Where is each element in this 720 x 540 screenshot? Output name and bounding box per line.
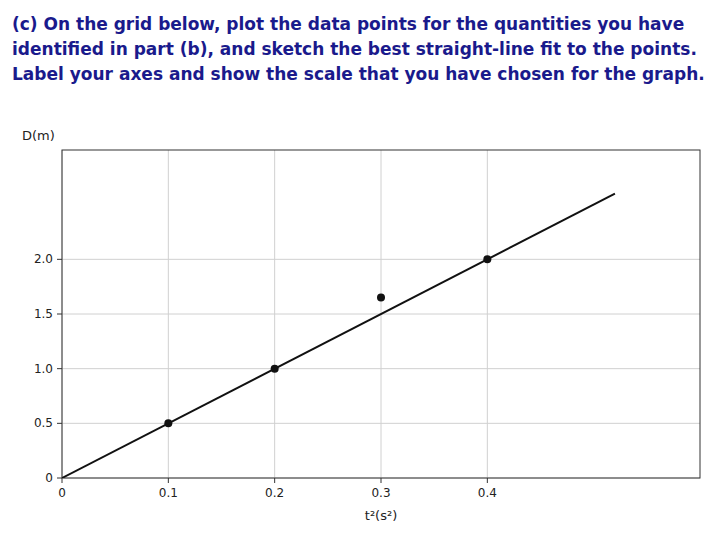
fit-line (62, 194, 615, 478)
title: (c) On the grid below, plot the data poi… (12, 14, 705, 84)
tick-label-x: 0.1 (159, 486, 178, 500)
tick-y (57, 314, 62, 315)
tick-label-x: 0.3 (371, 486, 390, 500)
grid-line-y (62, 368, 700, 369)
tick-x (487, 478, 488, 483)
tick-label-x: 0.4 (478, 486, 497, 500)
tick-x (274, 478, 275, 483)
data-point (271, 365, 279, 373)
tick-y (57, 423, 62, 424)
chart: (c) On the grid below, plot the data poi… (0, 0, 720, 540)
tick-y (57, 368, 62, 369)
tick-label-x: 0 (58, 486, 66, 500)
tick-x (381, 478, 382, 483)
tick-x (62, 478, 63, 483)
tick-label-y: 1.0 (34, 362, 53, 376)
grid (62, 150, 700, 478)
data-point (164, 419, 172, 427)
tick-x (168, 478, 169, 483)
x-axis-label: t²(s²) (365, 508, 397, 523)
data (62, 194, 615, 478)
tick-label-x: 0.2 (265, 486, 284, 500)
tick-y (57, 478, 62, 479)
tick-y (57, 259, 62, 260)
plot-frame (62, 150, 700, 478)
tick-label-y: 2.0 (34, 252, 53, 266)
y-axis-label: D(m) (22, 128, 55, 143)
tick-label-y: 1.5 (34, 307, 53, 321)
grid-line-y (62, 259, 700, 260)
data-point (483, 255, 491, 263)
tick-label-y: 0.5 (34, 416, 53, 430)
data-point (377, 294, 385, 302)
plot-area (62, 150, 700, 478)
tick-label-y: 0 (45, 471, 53, 485)
grid-line-y (62, 423, 700, 424)
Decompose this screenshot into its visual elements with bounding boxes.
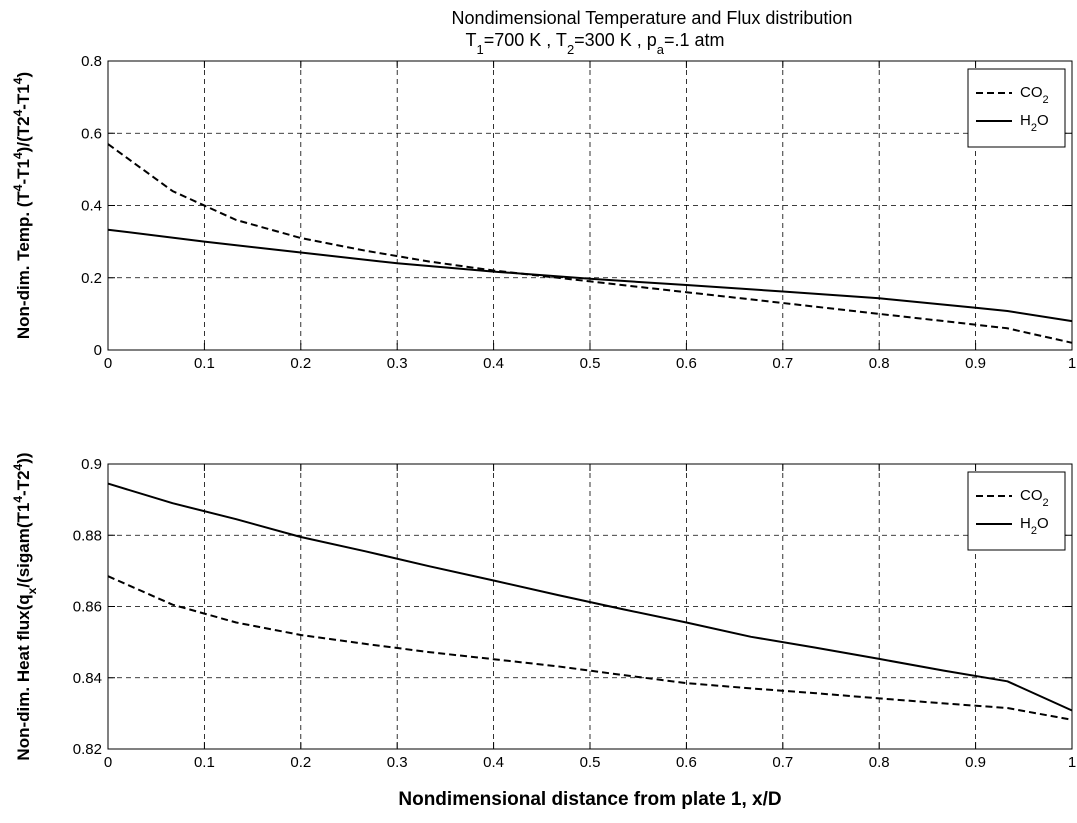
x-tick-label: 0.2	[290, 754, 311, 771]
y-tick-label: 0.86	[73, 599, 102, 616]
x-tick-label: 0.8	[869, 355, 890, 372]
y-axis-label: Non-dim. Heat flux(qx/(sigam(T14-T24))	[11, 452, 39, 760]
y-tick-label: 0.6	[81, 125, 102, 142]
legend-label-co2: CO2	[1020, 487, 1049, 509]
x-tick-label: 0.6	[676, 754, 697, 771]
x-tick-label: 0.1	[194, 355, 215, 372]
chart-panel-2: 0 0.1 0.2 0.3 0.4 0.5 0.6 0.7 0.8 0.9 1 0.82 0.84 0.8…	[11, 452, 1076, 810]
legend-box	[967, 68, 1066, 148]
x-tick-label: 0	[104, 754, 112, 771]
x-tick-label: 0.2	[290, 355, 311, 372]
series-line-co2	[107, 143, 1073, 344]
x-tick-label: 0.9	[965, 754, 986, 771]
series-line-h2o	[107, 228, 1073, 323]
y-axis-label: Non-dim. Temp. (T4-T14)/(T24-T14)	[11, 72, 33, 339]
legend-box	[967, 471, 1066, 551]
x-tick-label: 0.8	[869, 754, 890, 771]
x-tick-label: 0.3	[387, 754, 408, 771]
y-tick-label: 0.4	[81, 198, 102, 215]
legend-label-co2: CO2	[1020, 84, 1049, 106]
legend-label-h2o: H2O	[1020, 515, 1049, 537]
series-line-co2	[107, 575, 1073, 721]
x-tick-label: 0.5	[580, 355, 601, 372]
plot-frame	[107, 463, 1073, 750]
plot-frame	[107, 60, 1073, 351]
x-tick-label: 0.1	[194, 754, 215, 771]
x-axis-label: Nondimensional distance from plate 1, x/…	[398, 789, 781, 810]
y-tick-label: 0.9	[81, 456, 102, 473]
series-line-h2o	[107, 482, 1073, 712]
x-tick-label: 0.4	[483, 754, 504, 771]
chart-subtitle: T1=700 K , T2=300 K , pa=.1 atm	[465, 30, 724, 57]
x-tick-label: 0.5	[580, 754, 601, 771]
x-tick-label: 0.3	[387, 355, 408, 372]
x-tick-label: 0.7	[772, 355, 793, 372]
chart-title: Nondimensional Temperature and Flux dist…	[452, 8, 853, 28]
x-tick-label: 0.4	[483, 355, 504, 372]
y-tick-label: 0	[94, 342, 102, 359]
legend-label-h2o: H2O	[1020, 112, 1049, 134]
x-tick-label: 0.7	[772, 754, 793, 771]
y-tick-label: 0.88	[73, 527, 102, 544]
x-tick-label: 1	[1068, 355, 1076, 372]
y-tick-label: 0.8	[81, 53, 102, 70]
chart-panel-1: 0 0.1 0.2 0.3 0.4 0.5 0.6 0.7 0.8 0.9 1 0 0.2 0.4 0.6 0…	[11, 8, 1076, 372]
y-tick-label: 0.82	[73, 741, 102, 758]
x-tick-label: 0	[104, 355, 112, 372]
x-tick-label: 1	[1068, 754, 1076, 771]
x-tick-label: 0.6	[676, 355, 697, 372]
x-tick-label: 0.9	[965, 355, 986, 372]
y-tick-label: 0.84	[73, 670, 102, 687]
y-tick-label: 0.2	[81, 270, 102, 287]
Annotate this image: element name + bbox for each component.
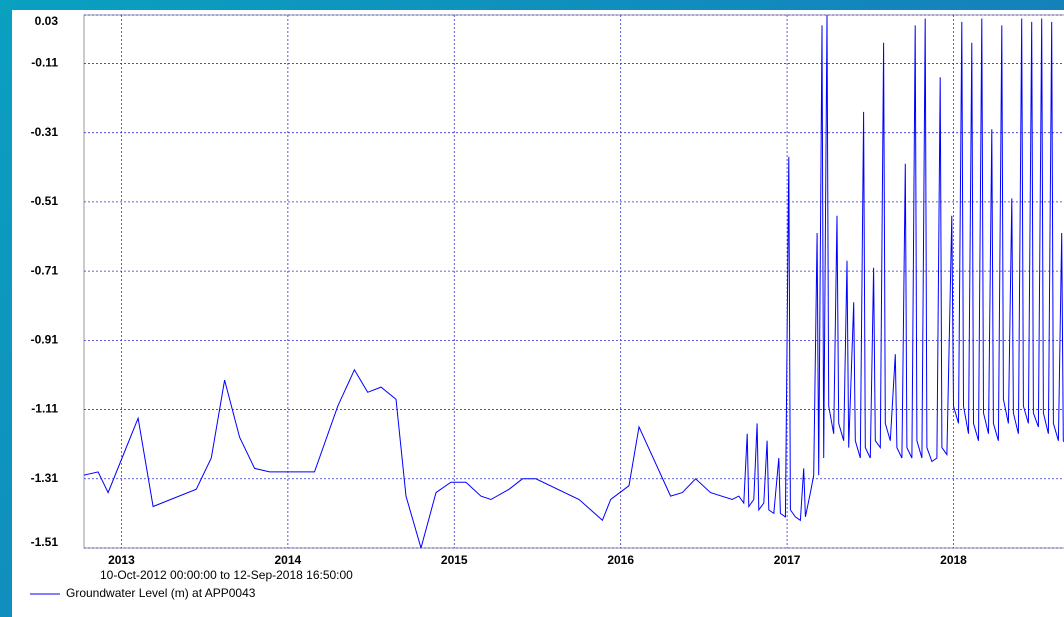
panel [12,10,1064,617]
y-tick-label: -1.11 [31,402,58,416]
x-tick-label: 2016 [607,553,634,567]
y-tick-label: -0.11 [31,56,58,70]
x-tick-label: 2018 [940,553,967,567]
subtitle: 10-Oct-2012 00:00:00 to 12-Sep-2018 16:5… [100,568,353,582]
legend-label: Groundwater Level (m) at APP0043 [66,586,256,600]
x-tick-label: 2014 [275,553,302,567]
data-line [84,15,1064,548]
y-tick-label: -0.91 [31,333,59,347]
x-tick-label: 2015 [441,553,468,567]
y-tick-label: -1.51 [31,535,59,549]
y-tick-label: -0.51 [31,194,59,208]
plot-frame [83,14,1064,549]
x-tick-label: 2017 [774,553,801,567]
y-tick-label: -0.71 [31,263,59,277]
x-tick-label: 2013 [108,553,135,567]
y-tick-label: -1.31 [31,471,59,485]
y-tick-label: 0.03 [35,14,59,28]
y-tick-label: -0.31 [31,125,59,139]
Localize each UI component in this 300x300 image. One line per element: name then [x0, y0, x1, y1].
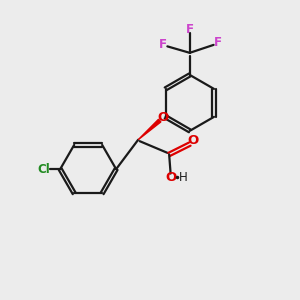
Text: F: F	[186, 23, 194, 36]
Text: H: H	[178, 171, 188, 184]
Text: F: F	[159, 38, 167, 50]
Polygon shape	[138, 119, 161, 140]
Text: O: O	[188, 134, 199, 147]
Text: F: F	[214, 36, 222, 49]
Text: Cl: Cl	[37, 163, 50, 176]
Text: O: O	[165, 171, 176, 184]
Text: O: O	[158, 111, 169, 124]
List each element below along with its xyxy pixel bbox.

☆ ☆ ☆ ☆ ☆ ☆ ☆

* Exercise:
Reproduce all the entries above with every occurrence of "plot-frame" replaced by "chart-border", changing nothing else. Omit the pictures.

* Output of the task:
Where is each element in this 720 x 540 screenshot? Output name and bounding box per line.
fit-line (62, 194, 615, 478)
title: (c) On the grid below, plot the data poi… (12, 14, 705, 84)
tick-label-x: 0.1 (159, 486, 178, 500)
tick-y (57, 314, 62, 315)
tick-label-x: 0.3 (371, 486, 390, 500)
grid-line-y (62, 368, 700, 369)
tick-x (487, 478, 488, 483)
tick-label-x: 0.4 (478, 486, 497, 500)
tick-x (274, 478, 275, 483)
data-point (271, 365, 279, 373)
tick-y (57, 423, 62, 424)
chart: (c) On the grid below, plot the data poi… (0, 0, 720, 540)
tick-y (57, 368, 62, 369)
tick-label-x: 0 (58, 486, 66, 500)
tick-x (381, 478, 382, 483)
tick-x (62, 478, 63, 483)
tick-label-y: 1.0 (34, 362, 53, 376)
grid (62, 150, 700, 478)
data-point (164, 419, 172, 427)
tick-x (168, 478, 169, 483)
x-axis-label: t²(s²) (365, 508, 397, 523)
data (62, 194, 615, 478)
tick-label-x: 0.2 (265, 486, 284, 500)
tick-y (57, 478, 62, 479)
tick-y (57, 259, 62, 260)
chart-border (62, 150, 700, 478)
tick-label-y: 2.0 (34, 252, 53, 266)
y-axis-label: D(m) (22, 128, 55, 143)
tick-label-y: 1.5 (34, 307, 53, 321)
grid-line-y (62, 259, 700, 260)
data-point (483, 255, 491, 263)
tick-label-y: 0.5 (34, 416, 53, 430)
data-point (377, 294, 385, 302)
plot-area (62, 150, 700, 478)
tick-label-y: 0 (45, 471, 53, 485)
grid-line-y (62, 423, 700, 424)
Decompose this screenshot into its visual elements with bounding boxes.
x-tick-label: 0.2	[290, 754, 311, 771]
y-tick-label: 0.86	[73, 599, 102, 616]
x-tick-label: 0.8	[869, 355, 890, 372]
y-axis-label: Non-dim. Heat flux(qx/(sigam(T14-T24))	[11, 452, 39, 760]
y-tick-label: 0.6	[81, 125, 102, 142]
legend-label-co2: CO2	[1020, 487, 1049, 509]
x-tick-label: 0.6	[676, 754, 697, 771]
x-tick-label: 0.1	[194, 355, 215, 372]
chart-panel-2: 0 0.1 0.2 0.3 0.4 0.5 0.6 0.7 0.8 0.9 1 0.82 0.84 0.8…	[11, 452, 1076, 810]
legend-box	[967, 68, 1066, 148]
x-tick-label: 0	[104, 754, 112, 771]
x-tick-label: 0.2	[290, 355, 311, 372]
series-line-co2	[107, 143, 1073, 344]
x-tick-label: 0.9	[965, 754, 986, 771]
series-line-h2o	[107, 228, 1073, 323]
y-axis-label: Non-dim. Temp. (T4-T14)/(T24-T14)	[11, 72, 33, 339]
legend-box	[967, 471, 1066, 551]
x-tick-label: 0.8	[869, 754, 890, 771]
x-tick-label: 0.3	[387, 754, 408, 771]
y-tick-label: 0.4	[81, 198, 102, 215]
legend-label-co2: CO2	[1020, 84, 1049, 106]
legend-label-h2o: H2O	[1020, 515, 1049, 537]
series-line-co2	[107, 575, 1073, 721]
x-tick-label: 0.5	[580, 355, 601, 372]
chart-border	[107, 463, 1073, 750]
chart-border	[107, 60, 1073, 351]
x-tick-label: 0.1	[194, 754, 215, 771]
x-axis-label: Nondimensional distance from plate 1, x/…	[398, 789, 781, 810]
y-tick-label: 0.9	[81, 456, 102, 473]
series-line-h2o	[107, 482, 1073, 712]
x-tick-label: 0.4	[483, 754, 504, 771]
chart-subtitle: T1=700 K , T2=300 K , pa=.1 atm	[465, 30, 724, 57]
x-tick-label: 0.5	[580, 754, 601, 771]
x-tick-label: 0.3	[387, 355, 408, 372]
x-tick-label: 0.7	[772, 355, 793, 372]
chart-title: Nondimensional Temperature and Flux dist…	[452, 8, 853, 28]
x-tick-label: 0.4	[483, 355, 504, 372]
y-tick-label: 0	[94, 342, 102, 359]
legend-label-h2o: H2O	[1020, 112, 1049, 134]
x-tick-label: 0.7	[772, 754, 793, 771]
y-tick-label: 0.88	[73, 527, 102, 544]
x-tick-label: 1	[1068, 355, 1076, 372]
y-tick-label: 0.8	[81, 53, 102, 70]
chart-panel-1: 0 0.1 0.2 0.3 0.4 0.5 0.6 0.7 0.8 0.9 1 0 0.2 0.4 0.6 0…	[11, 8, 1076, 372]
y-tick-label: 0.82	[73, 741, 102, 758]
x-tick-label: 0	[104, 355, 112, 372]
x-tick-label: 1	[1068, 754, 1076, 771]
x-tick-label: 0.6	[676, 355, 697, 372]
x-tick-label: 0.9	[965, 355, 986, 372]
y-tick-label: 0.84	[73, 670, 102, 687]
y-tick-label: 0.2	[81, 270, 102, 287]
Annotate this image: element name + bbox for each component.
panel [12,10,1064,617]
y-tick-label: -1.11 [31,402,58,416]
x-tick-label: 2016 [607,553,634,567]
y-tick-label: -0.11 [31,56,58,70]
x-tick-label: 2018 [940,553,967,567]
subtitle: 10-Oct-2012 00:00:00 to 12-Sep-2018 16:5… [100,568,353,582]
legend-label: Groundwater Level (m) at APP0043 [66,586,256,600]
x-tick-label: 2014 [275,553,302,567]
data-line [84,15,1064,548]
y-tick-label: -0.91 [31,333,59,347]
x-tick-label: 2015 [441,553,468,567]
y-tick-label: -1.51 [31,535,59,549]
y-tick-label: -0.51 [31,194,59,208]
chart-border [83,14,1064,549]
x-tick-label: 2017 [774,553,801,567]
y-tick-label: -0.71 [31,263,59,277]
x-tick-label: 2013 [108,553,135,567]
y-tick-label: -1.31 [31,471,59,485]
y-tick-label: 0.03 [35,14,59,28]
y-tick-label: -0.31 [31,125,59,139]
Localize each UI component in this 300x300 image. One line per element: name then [x0, y0, x1, y1].
Text: F: F	[186, 23, 194, 36]
Text: H: H	[178, 171, 188, 184]
Text: F: F	[159, 38, 167, 50]
Polygon shape	[138, 119, 161, 140]
Text: O: O	[188, 134, 199, 147]
Text: F: F	[214, 36, 222, 49]
Text: Cl: Cl	[37, 163, 50, 176]
Text: O: O	[165, 171, 176, 184]
Text: O: O	[158, 111, 169, 124]
List each element below along with its xyxy pixel bbox.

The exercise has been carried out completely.